→ **Rows from a figure dataset**
= = = = =

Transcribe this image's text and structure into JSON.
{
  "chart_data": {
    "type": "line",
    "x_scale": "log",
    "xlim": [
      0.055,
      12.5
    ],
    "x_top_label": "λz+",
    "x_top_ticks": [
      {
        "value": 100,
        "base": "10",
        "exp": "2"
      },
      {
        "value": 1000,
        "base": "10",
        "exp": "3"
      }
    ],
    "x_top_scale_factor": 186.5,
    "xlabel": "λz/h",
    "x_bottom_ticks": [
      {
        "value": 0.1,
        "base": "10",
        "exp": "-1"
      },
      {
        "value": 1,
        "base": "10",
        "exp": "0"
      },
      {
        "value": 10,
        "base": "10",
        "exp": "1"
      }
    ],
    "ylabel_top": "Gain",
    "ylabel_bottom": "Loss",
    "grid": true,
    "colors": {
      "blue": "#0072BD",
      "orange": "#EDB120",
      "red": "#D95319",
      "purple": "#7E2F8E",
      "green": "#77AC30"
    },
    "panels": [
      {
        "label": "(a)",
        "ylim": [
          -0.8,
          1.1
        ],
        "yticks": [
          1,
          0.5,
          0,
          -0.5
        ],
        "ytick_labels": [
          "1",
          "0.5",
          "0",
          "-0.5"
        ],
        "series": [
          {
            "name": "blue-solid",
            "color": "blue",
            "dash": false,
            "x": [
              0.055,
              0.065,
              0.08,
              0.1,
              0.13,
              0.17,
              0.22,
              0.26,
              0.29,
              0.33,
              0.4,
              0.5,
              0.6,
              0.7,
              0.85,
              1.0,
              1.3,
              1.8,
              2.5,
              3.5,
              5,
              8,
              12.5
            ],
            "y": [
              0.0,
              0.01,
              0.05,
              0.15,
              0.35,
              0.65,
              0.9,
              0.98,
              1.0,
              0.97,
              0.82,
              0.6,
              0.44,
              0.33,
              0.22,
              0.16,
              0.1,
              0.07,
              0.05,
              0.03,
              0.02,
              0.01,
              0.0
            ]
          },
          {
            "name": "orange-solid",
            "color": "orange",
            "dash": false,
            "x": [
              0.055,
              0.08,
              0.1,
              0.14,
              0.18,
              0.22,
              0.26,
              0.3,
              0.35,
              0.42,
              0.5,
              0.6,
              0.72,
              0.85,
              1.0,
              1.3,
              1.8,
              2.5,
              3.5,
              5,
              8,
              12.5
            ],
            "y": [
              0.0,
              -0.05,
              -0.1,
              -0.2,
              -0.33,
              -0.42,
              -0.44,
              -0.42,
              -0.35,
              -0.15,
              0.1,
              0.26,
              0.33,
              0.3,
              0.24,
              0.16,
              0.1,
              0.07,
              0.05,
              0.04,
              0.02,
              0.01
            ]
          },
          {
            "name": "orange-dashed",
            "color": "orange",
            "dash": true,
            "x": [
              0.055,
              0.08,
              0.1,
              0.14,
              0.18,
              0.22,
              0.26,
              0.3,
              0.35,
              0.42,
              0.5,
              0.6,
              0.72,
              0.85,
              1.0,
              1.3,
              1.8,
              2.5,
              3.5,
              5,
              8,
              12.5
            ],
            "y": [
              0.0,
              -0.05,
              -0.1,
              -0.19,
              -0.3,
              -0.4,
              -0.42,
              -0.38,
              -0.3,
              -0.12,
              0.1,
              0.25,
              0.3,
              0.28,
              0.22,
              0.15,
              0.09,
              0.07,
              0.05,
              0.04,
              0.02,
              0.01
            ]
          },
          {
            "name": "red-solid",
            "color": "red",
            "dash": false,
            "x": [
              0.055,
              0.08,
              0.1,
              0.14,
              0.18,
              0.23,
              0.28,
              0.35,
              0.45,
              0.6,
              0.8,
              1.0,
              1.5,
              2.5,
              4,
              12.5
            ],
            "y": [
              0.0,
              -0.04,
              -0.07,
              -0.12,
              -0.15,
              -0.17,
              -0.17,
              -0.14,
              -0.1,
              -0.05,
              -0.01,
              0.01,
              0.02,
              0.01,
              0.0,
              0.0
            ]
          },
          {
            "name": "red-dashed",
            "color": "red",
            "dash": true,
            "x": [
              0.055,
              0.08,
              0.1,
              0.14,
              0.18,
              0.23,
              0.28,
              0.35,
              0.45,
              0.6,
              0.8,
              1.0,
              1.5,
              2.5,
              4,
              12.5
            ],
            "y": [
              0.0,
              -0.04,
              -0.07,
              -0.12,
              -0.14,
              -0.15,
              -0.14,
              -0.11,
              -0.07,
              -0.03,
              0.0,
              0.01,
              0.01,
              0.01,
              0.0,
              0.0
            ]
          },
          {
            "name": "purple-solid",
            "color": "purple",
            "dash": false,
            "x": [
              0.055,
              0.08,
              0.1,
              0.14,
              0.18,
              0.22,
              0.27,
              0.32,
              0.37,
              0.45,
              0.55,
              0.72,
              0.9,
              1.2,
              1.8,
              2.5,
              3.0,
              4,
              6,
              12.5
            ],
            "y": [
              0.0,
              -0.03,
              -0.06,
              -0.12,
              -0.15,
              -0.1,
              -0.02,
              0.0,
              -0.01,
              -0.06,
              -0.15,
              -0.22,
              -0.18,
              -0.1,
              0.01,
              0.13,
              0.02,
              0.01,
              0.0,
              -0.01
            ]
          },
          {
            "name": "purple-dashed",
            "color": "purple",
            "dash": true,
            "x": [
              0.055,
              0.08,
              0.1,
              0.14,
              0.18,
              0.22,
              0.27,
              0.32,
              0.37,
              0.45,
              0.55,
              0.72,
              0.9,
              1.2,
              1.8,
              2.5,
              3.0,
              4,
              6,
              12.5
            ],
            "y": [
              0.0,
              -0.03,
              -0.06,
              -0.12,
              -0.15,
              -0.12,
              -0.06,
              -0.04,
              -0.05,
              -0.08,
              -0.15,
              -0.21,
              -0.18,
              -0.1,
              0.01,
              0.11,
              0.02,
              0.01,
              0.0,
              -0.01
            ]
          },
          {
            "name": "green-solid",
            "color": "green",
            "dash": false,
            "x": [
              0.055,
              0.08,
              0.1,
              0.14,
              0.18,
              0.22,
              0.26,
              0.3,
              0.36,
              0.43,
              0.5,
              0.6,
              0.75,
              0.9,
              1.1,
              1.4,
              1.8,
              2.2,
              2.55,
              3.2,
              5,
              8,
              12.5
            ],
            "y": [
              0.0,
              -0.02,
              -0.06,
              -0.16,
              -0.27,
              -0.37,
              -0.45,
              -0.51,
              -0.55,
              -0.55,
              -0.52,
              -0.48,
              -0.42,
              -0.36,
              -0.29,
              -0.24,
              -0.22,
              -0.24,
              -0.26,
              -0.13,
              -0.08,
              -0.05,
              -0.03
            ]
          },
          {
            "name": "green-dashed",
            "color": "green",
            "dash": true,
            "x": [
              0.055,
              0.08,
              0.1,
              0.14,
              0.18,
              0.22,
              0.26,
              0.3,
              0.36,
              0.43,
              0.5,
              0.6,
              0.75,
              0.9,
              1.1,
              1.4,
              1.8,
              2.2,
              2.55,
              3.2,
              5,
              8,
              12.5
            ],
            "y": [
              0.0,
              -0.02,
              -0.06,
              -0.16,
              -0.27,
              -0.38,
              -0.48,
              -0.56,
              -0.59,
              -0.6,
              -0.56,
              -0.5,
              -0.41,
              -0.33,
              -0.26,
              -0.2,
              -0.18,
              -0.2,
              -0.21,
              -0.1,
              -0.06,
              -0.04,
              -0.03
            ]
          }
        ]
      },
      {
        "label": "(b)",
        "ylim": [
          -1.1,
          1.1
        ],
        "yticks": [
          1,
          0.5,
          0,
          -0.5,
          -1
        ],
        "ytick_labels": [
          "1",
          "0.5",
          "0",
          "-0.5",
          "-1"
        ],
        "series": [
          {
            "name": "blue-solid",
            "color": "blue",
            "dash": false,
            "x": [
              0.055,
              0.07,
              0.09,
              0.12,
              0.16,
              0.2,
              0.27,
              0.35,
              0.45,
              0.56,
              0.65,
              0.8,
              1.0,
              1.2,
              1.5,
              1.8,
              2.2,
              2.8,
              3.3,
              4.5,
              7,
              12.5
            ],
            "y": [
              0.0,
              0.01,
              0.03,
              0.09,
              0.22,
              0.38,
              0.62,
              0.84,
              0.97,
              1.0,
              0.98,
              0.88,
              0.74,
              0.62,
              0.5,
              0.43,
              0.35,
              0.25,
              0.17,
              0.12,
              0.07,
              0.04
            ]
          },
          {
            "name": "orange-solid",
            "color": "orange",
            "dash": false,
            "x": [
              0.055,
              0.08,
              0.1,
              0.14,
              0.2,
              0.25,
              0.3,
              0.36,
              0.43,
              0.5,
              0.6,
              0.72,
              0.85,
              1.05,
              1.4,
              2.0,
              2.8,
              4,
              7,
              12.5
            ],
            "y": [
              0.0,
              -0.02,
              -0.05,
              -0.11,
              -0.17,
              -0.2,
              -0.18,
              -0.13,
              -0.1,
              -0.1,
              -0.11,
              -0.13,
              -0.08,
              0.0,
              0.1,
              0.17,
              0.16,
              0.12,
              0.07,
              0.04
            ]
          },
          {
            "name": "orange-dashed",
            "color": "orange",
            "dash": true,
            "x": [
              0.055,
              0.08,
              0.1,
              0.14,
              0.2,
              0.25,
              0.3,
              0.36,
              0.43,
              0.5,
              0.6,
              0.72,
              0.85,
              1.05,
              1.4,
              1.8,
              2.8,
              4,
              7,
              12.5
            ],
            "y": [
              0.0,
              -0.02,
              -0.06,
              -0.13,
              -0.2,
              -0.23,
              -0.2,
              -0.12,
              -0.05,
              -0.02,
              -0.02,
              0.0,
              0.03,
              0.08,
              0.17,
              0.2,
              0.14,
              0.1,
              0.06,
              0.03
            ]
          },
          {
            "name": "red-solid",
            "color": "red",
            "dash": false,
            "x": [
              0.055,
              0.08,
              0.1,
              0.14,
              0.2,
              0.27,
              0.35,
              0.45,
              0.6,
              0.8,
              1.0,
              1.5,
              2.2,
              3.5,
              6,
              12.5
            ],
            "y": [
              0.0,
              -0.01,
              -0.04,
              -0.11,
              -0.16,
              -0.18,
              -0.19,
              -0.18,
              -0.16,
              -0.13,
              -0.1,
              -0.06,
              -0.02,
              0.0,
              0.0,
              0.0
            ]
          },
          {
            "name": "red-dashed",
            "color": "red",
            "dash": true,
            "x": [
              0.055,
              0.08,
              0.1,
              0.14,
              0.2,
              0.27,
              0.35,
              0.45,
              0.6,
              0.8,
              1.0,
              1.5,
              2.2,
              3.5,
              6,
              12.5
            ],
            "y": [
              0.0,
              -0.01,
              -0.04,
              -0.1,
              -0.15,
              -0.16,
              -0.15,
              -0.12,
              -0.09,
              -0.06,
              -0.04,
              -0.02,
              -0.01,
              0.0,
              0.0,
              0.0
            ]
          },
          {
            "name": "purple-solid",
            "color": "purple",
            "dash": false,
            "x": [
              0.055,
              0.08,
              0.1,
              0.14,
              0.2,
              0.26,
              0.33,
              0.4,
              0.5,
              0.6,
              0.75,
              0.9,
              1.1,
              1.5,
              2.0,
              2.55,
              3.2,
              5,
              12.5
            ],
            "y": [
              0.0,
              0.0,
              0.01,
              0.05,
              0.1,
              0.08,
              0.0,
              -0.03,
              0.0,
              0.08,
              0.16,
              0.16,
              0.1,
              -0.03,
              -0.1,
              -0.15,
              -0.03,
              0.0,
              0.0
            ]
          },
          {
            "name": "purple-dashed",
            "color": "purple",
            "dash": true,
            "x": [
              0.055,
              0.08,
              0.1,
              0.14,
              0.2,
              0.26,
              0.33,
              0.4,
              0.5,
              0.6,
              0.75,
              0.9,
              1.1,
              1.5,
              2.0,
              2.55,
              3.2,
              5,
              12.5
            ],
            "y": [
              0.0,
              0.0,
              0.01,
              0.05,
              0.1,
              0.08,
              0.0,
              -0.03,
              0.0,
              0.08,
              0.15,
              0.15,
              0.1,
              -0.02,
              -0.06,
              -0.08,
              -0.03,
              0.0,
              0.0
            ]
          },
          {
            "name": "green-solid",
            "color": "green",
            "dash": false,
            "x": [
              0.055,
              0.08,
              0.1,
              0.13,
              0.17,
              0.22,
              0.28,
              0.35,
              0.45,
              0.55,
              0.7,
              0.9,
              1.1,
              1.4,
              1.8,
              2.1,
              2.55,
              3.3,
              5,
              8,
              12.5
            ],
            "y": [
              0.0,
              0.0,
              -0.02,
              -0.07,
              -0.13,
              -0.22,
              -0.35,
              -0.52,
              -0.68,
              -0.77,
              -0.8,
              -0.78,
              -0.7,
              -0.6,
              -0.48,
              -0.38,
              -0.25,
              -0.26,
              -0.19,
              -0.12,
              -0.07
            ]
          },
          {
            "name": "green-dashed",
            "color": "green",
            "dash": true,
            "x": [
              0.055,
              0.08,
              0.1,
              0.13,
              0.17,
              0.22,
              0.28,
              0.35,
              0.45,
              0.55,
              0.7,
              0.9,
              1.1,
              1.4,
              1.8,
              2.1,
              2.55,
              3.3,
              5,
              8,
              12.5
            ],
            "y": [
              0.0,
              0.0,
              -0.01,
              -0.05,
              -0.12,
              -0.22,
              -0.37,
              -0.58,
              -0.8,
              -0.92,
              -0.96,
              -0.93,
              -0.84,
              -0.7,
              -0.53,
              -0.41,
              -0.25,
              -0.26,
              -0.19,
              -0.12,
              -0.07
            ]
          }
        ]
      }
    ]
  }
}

= = = = =

→ **WHAT TO WORK ON**
Pick every line with "value" in it and copy it.

→ **REPLY**
        "value": 100,
        "value": 1000,
        "value": 0.1,
        "value": 1,
        "value": 10,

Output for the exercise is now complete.